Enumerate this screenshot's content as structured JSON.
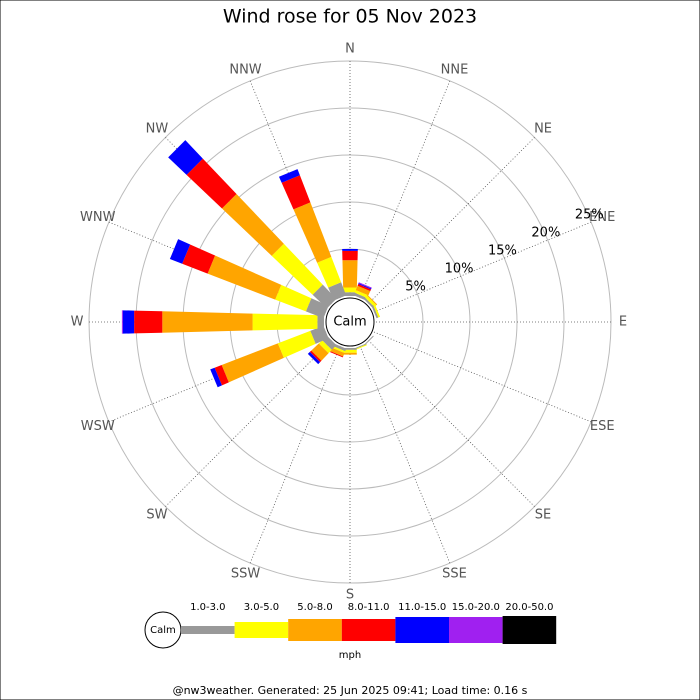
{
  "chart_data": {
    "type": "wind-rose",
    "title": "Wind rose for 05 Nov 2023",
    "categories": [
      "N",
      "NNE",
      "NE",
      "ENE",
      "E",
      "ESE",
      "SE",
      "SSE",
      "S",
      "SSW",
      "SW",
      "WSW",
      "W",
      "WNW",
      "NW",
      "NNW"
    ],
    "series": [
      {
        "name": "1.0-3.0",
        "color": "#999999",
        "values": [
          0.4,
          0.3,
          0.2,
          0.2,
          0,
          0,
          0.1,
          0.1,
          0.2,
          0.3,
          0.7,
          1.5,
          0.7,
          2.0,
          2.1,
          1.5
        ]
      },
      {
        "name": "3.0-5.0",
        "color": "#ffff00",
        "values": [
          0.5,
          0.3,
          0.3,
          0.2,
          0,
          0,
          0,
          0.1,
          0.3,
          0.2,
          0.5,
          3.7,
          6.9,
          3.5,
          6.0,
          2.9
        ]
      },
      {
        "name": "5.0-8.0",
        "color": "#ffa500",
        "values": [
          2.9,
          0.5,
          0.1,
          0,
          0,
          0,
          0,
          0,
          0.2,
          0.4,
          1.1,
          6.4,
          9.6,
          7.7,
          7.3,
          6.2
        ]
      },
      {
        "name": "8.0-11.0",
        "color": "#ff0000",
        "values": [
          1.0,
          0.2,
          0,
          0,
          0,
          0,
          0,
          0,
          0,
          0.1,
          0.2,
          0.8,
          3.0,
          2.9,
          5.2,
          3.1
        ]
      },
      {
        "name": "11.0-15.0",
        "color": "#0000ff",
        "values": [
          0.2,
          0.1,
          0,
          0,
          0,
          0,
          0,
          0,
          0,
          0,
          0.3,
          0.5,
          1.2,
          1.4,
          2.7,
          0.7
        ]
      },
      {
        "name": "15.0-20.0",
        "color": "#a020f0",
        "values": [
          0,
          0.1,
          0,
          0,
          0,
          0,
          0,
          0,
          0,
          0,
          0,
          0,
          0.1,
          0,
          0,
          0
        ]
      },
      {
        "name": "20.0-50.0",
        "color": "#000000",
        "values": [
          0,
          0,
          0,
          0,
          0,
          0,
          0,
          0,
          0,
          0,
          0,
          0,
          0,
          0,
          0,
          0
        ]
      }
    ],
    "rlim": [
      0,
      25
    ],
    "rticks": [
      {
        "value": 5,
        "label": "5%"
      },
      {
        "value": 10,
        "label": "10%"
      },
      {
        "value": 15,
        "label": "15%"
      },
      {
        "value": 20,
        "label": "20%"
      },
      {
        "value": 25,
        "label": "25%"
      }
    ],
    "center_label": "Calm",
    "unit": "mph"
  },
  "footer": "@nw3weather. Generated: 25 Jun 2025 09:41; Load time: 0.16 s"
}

※ ※ ※

Take the records above and transcribe them exactly, dropping every picture.

FINISHED TASK:
Enumerate this screenshot's content as structured JSON.
{
  "chart_data": {
    "type": "wind-rose",
    "title": "Wind rose for 05 Nov 2023",
    "categories": [
      "N",
      "NNE",
      "NE",
      "ENE",
      "E",
      "ESE",
      "SE",
      "SSE",
      "S",
      "SSW",
      "SW",
      "WSW",
      "W",
      "WNW",
      "NW",
      "NNW"
    ],
    "series": [
      {
        "name": "1.0-3.0",
        "color": "#999999",
        "values": [
          0.4,
          0.3,
          0.2,
          0.2,
          0,
          0,
          0.1,
          0.1,
          0.2,
          0.3,
          0.7,
          1.5,
          0.7,
          2.0,
          2.1,
          1.5
        ]
      },
      {
        "name": "3.0-5.0",
        "color": "#ffff00",
        "values": [
          0.5,
          0.3,
          0.3,
          0.2,
          0,
          0,
          0,
          0.1,
          0.3,
          0.2,
          0.5,
          3.7,
          6.9,
          3.5,
          6.0,
          2.9
        ]
      },
      {
        "name": "5.0-8.0",
        "color": "#ffa500",
        "values": [
          2.9,
          0.5,
          0.1,
          0,
          0,
          0,
          0,
          0,
          0.2,
          0.4,
          1.1,
          6.4,
          9.6,
          7.7,
          7.3,
          6.2
        ]
      },
      {
        "name": "8.0-11.0",
        "color": "#ff0000",
        "values": [
          1.0,
          0.2,
          0,
          0,
          0,
          0,
          0,
          0,
          0,
          0.1,
          0.2,
          0.8,
          3.0,
          2.9,
          5.2,
          3.1
        ]
      },
      {
        "name": "11.0-15.0",
        "color": "#0000ff",
        "values": [
          0.2,
          0.1,
          0,
          0,
          0,
          0,
          0,
          0,
          0,
          0,
          0.3,
          0.5,
          1.2,
          1.4,
          2.7,
          0.7
        ]
      },
      {
        "name": "15.0-20.0",
        "color": "#a020f0",
        "values": [
          0,
          0.1,
          0,
          0,
          0,
          0,
          0,
          0,
          0,
          0,
          0,
          0,
          0.1,
          0,
          0,
          0
        ]
      },
      {
        "name": "20.0-50.0",
        "color": "#000000",
        "values": [
          0,
          0,
          0,
          0,
          0,
          0,
          0,
          0,
          0,
          0,
          0,
          0,
          0,
          0,
          0,
          0
        ]
      }
    ],
    "rlim": [
      0,
      25
    ],
    "rticks": [
      {
        "value": 5,
        "label": "5%"
      },
      {
        "value": 10,
        "label": "10%"
      },
      {
        "value": 15,
        "label": "15%"
      },
      {
        "value": 20,
        "label": "20%"
      },
      {
        "value": 25,
        "label": "25%"
      }
    ],
    "center_label": "Calm",
    "unit": "mph"
  },
  "footer": "@nw3weather. Generated: 25 Jun 2025 09:41; Load time: 0.16 s"
}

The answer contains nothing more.